STORED RECORDS =>
________________

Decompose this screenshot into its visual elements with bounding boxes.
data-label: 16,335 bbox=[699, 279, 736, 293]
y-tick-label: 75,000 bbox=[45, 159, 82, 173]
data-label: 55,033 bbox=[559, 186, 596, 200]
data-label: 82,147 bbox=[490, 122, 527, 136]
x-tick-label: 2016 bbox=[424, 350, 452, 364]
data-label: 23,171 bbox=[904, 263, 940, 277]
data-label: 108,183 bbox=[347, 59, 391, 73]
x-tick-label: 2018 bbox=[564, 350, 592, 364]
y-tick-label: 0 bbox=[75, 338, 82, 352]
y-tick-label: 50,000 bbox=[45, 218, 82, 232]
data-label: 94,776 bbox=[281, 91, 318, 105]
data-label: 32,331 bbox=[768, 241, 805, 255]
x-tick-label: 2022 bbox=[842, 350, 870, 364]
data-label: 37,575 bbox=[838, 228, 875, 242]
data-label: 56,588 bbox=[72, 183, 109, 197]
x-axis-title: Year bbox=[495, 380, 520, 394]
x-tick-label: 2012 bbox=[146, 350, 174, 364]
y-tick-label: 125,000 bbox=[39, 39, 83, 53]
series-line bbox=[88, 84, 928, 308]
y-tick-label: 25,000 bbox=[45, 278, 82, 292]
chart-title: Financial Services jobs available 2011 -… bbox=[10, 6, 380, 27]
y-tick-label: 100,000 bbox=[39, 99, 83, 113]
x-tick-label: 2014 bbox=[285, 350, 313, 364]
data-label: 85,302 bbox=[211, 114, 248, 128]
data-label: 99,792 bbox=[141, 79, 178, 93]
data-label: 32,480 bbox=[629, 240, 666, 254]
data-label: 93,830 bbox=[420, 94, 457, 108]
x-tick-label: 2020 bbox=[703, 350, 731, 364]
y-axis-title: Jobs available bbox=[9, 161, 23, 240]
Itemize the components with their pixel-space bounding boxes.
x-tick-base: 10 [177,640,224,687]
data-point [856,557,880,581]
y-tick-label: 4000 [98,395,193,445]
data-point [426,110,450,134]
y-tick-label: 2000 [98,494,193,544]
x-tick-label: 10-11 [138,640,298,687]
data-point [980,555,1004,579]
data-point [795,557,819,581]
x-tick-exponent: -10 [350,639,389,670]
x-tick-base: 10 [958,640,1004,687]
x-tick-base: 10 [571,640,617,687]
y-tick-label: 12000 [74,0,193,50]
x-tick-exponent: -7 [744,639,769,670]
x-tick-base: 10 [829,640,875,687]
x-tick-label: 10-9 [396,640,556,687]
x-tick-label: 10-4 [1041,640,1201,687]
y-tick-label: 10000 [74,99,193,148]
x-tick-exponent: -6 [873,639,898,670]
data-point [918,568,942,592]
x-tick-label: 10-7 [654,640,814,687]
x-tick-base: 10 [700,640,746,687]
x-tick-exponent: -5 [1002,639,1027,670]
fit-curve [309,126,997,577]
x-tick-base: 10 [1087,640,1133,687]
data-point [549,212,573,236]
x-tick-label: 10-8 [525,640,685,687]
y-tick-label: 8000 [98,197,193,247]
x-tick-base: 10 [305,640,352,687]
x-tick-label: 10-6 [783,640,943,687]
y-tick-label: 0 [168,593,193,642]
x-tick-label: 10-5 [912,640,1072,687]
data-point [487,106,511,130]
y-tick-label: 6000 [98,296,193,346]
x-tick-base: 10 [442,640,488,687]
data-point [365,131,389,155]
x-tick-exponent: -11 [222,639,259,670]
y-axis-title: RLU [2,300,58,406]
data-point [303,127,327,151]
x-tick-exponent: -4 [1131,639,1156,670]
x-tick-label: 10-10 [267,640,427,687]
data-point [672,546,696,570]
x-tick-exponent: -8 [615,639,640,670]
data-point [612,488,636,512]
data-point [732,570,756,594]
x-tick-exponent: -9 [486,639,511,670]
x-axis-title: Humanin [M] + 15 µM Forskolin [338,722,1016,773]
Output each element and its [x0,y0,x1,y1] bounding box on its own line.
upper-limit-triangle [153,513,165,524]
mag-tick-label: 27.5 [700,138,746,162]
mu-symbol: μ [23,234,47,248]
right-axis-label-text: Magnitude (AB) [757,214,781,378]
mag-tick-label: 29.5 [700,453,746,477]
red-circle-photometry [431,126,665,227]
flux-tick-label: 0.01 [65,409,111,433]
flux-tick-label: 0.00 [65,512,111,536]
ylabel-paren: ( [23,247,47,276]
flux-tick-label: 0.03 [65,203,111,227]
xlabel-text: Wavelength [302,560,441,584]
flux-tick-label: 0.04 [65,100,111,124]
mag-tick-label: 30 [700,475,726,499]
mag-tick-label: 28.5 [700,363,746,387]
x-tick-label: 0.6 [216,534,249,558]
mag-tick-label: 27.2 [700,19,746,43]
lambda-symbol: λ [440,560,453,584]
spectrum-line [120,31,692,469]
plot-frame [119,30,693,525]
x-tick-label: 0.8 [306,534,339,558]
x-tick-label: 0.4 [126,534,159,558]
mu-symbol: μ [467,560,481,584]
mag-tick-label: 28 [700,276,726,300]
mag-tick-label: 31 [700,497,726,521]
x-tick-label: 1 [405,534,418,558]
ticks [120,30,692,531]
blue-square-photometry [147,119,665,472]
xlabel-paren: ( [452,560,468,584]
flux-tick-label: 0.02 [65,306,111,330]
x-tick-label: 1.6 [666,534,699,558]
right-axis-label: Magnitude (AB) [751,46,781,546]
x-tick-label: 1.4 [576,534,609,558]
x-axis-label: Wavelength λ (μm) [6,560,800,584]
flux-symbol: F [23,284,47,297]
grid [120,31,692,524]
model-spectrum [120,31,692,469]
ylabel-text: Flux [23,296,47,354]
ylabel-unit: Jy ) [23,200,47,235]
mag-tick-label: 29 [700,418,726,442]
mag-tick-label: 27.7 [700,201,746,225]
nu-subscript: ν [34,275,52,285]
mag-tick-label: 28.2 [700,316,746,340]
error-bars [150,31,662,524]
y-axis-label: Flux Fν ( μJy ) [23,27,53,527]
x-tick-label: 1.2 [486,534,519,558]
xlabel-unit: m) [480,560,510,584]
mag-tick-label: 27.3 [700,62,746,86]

________________

Quote every line of the listing above verbatim.

SOLUTION TO THIS EXERCISE =>
Decompose this screenshot into its visual elements with bounding boxes.
data-label: 16,335 bbox=[699, 279, 736, 293]
y-tick-label: 75,000 bbox=[45, 159, 82, 173]
data-label: 55,033 bbox=[559, 186, 596, 200]
data-label: 82,147 bbox=[490, 122, 527, 136]
x-tick-label: 2016 bbox=[424, 350, 452, 364]
data-label: 23,171 bbox=[904, 263, 940, 277]
data-label: 108,183 bbox=[347, 59, 391, 73]
x-tick-label: 2018 bbox=[564, 350, 592, 364]
y-tick-label: 0 bbox=[75, 338, 82, 352]
y-tick-label: 50,000 bbox=[45, 218, 82, 232]
data-label: 94,776 bbox=[281, 91, 318, 105]
data-label: 32,331 bbox=[768, 241, 805, 255]
x-tick-label: 2022 bbox=[842, 350, 870, 364]
data-label: 37,575 bbox=[838, 228, 875, 242]
data-label: 56,588 bbox=[72, 183, 109, 197]
x-axis-title: Year bbox=[495, 380, 520, 394]
x-tick-label: 2012 bbox=[146, 350, 174, 364]
y-tick-label: 125,000 bbox=[39, 39, 83, 53]
series-line bbox=[88, 84, 928, 308]
y-tick-label: 25,000 bbox=[45, 278, 82, 292]
chart-title: Financial Services jobs available 2011 -… bbox=[10, 6, 380, 27]
y-tick-label: 100,000 bbox=[39, 99, 83, 113]
x-tick-label: 2014 bbox=[285, 350, 313, 364]
data-label: 85,302 bbox=[211, 114, 248, 128]
data-label: 99,792 bbox=[141, 79, 178, 93]
data-label: 32,480 bbox=[629, 240, 666, 254]
data-label: 93,830 bbox=[420, 94, 457, 108]
x-tick-label: 2020 bbox=[703, 350, 731, 364]
y-axis-title: Jobs available bbox=[9, 161, 23, 240]
Itemize the components with their pixel-space bounding boxes.
x-tick-base: 10 [177,640,224,687]
data-point [856,557,880,581]
y-tick-label: 4000 [98,395,193,445]
data-point [426,110,450,134]
y-tick-label: 2000 [98,494,193,544]
x-tick-label: 10-11 [138,640,298,687]
data-point [980,555,1004,579]
data-point [795,557,819,581]
x-tick-exponent: -10 [350,639,389,670]
x-tick-base: 10 [958,640,1004,687]
x-tick-base: 10 [571,640,617,687]
y-tick-label: 12000 [74,0,193,50]
x-tick-exponent: -7 [744,639,769,670]
x-tick-base: 10 [829,640,875,687]
x-tick-label: 10-9 [396,640,556,687]
x-tick-label: 10-4 [1041,640,1201,687]
y-tick-label: 10000 [74,99,193,148]
x-tick-exponent: -6 [873,639,898,670]
data-point [918,568,942,592]
x-tick-label: 10-7 [654,640,814,687]
x-tick-base: 10 [700,640,746,687]
x-tick-exponent: -5 [1002,639,1027,670]
fit-curve [309,126,997,577]
x-tick-base: 10 [1087,640,1133,687]
data-point [549,212,573,236]
x-tick-label: 10-8 [525,640,685,687]
y-tick-label: 8000 [98,197,193,247]
x-tick-base: 10 [305,640,352,687]
x-tick-label: 10-6 [783,640,943,687]
y-tick-label: 0 [168,593,193,642]
x-tick-label: 10-5 [912,640,1072,687]
data-point [487,106,511,130]
y-tick-label: 6000 [98,296,193,346]
x-tick-base: 10 [442,640,488,687]
data-point [365,131,389,155]
x-tick-exponent: -11 [222,639,259,670]
y-axis-title: RLU [2,300,58,406]
data-point [303,127,327,151]
x-tick-exponent: -4 [1131,639,1156,670]
x-tick-label: 10-10 [267,640,427,687]
data-point [672,546,696,570]
x-tick-exponent: -8 [615,639,640,670]
data-point [612,488,636,512]
data-point [732,570,756,594]
x-tick-exponent: -9 [486,639,511,670]
x-axis-title: Humanin [M] + 15 µM Forskolin [338,722,1016,773]
Output each element and its [x0,y0,x1,y1] bounding box on its own line.
upper-limit-triangle [153,513,165,524]
mag-tick-label: 27.5 [700,138,746,162]
mu-symbol: μ [23,234,47,248]
right-axis-label-text: Magnitude (AB) [757,214,781,378]
mag-tick-label: 29.5 [700,453,746,477]
red-circle-photometry [431,126,665,227]
flux-tick-label: 0.01 [65,409,111,433]
flux-tick-label: 0.00 [65,512,111,536]
ylabel-paren: ( [23,247,47,276]
flux-tick-label: 0.03 [65,203,111,227]
xlabel-text: Wavelength [302,560,441,584]
flux-tick-label: 0.04 [65,100,111,124]
mag-tick-label: 30 [700,475,726,499]
mag-tick-label: 28.5 [700,363,746,387]
x-tick-label: 0.6 [216,534,249,558]
mag-tick-label: 27.2 [700,19,746,43]
lambda-symbol: λ [440,560,453,584]
spectrum-line [120,31,692,469]
plot-frame [119,30,693,525]
x-tick-label: 0.8 [306,534,339,558]
x-tick-label: 0.4 [126,534,159,558]
mu-symbol: μ [467,560,481,584]
mag-tick-label: 28 [700,276,726,300]
mag-tick-label: 31 [700,497,726,521]
x-tick-label: 1 [405,534,418,558]
ticks [120,30,692,531]
blue-square-photometry [147,119,665,472]
xlabel-paren: ( [452,560,468,584]
flux-tick-label: 0.02 [65,306,111,330]
x-tick-label: 1.6 [666,534,699,558]
right-axis-label: Magnitude (AB) [751,46,781,546]
x-tick-label: 1.4 [576,534,609,558]
x-axis-label: Wavelength λ (μm) [6,560,800,584]
flux-symbol: F [23,284,47,297]
grid [120,31,692,524]
model-spectrum [120,31,692,469]
ylabel-text: Flux [23,296,47,354]
ylabel-unit: Jy ) [23,200,47,235]
mag-tick-label: 29 [700,418,726,442]
mag-tick-label: 27.7 [700,201,746,225]
nu-subscript: ν [34,275,52,285]
mag-tick-label: 28.2 [700,316,746,340]
error-bars [150,31,662,524]
y-axis-label: Flux Fν ( μJy ) [23,27,53,527]
x-tick-label: 1.2 [486,534,519,558]
xlabel-unit: m) [480,560,510,584]
mag-tick-label: 27.3 [700,62,746,86]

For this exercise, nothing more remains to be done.